Extracted data entries

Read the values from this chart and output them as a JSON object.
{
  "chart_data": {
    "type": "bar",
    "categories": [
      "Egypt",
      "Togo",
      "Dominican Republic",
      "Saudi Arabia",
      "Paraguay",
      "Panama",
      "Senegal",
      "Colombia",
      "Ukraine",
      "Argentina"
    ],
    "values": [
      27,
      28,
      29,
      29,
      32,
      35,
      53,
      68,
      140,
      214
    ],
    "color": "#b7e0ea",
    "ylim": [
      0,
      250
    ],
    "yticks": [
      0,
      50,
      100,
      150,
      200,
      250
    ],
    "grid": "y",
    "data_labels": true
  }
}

▸ **SET EXERCISE**: Every entry should be output exactly as written, please.

▸ **WRITTEN ANSWER**:
Read the values from this chart and output them as a JSON object.
{
  "chart_data": {
    "type": "bar",
    "categories": [
      "Egypt",
      "Togo",
      "Dominican Republic",
      "Saudi Arabia",
      "Paraguay",
      "Panama",
      "Senegal",
      "Colombia",
      "Ukraine",
      "Argentina"
    ],
    "values": [
      27,
      28,
      29,
      29,
      32,
      35,
      53,
      68,
      140,
      214
    ],
    "color": "#b7e0ea",
    "ylim": [
      0,
      250
    ],
    "yticks": [
      0,
      50,
      100,
      150,
      200,
      250
    ],
    "grid": "y",
    "data_labels": true
  }
}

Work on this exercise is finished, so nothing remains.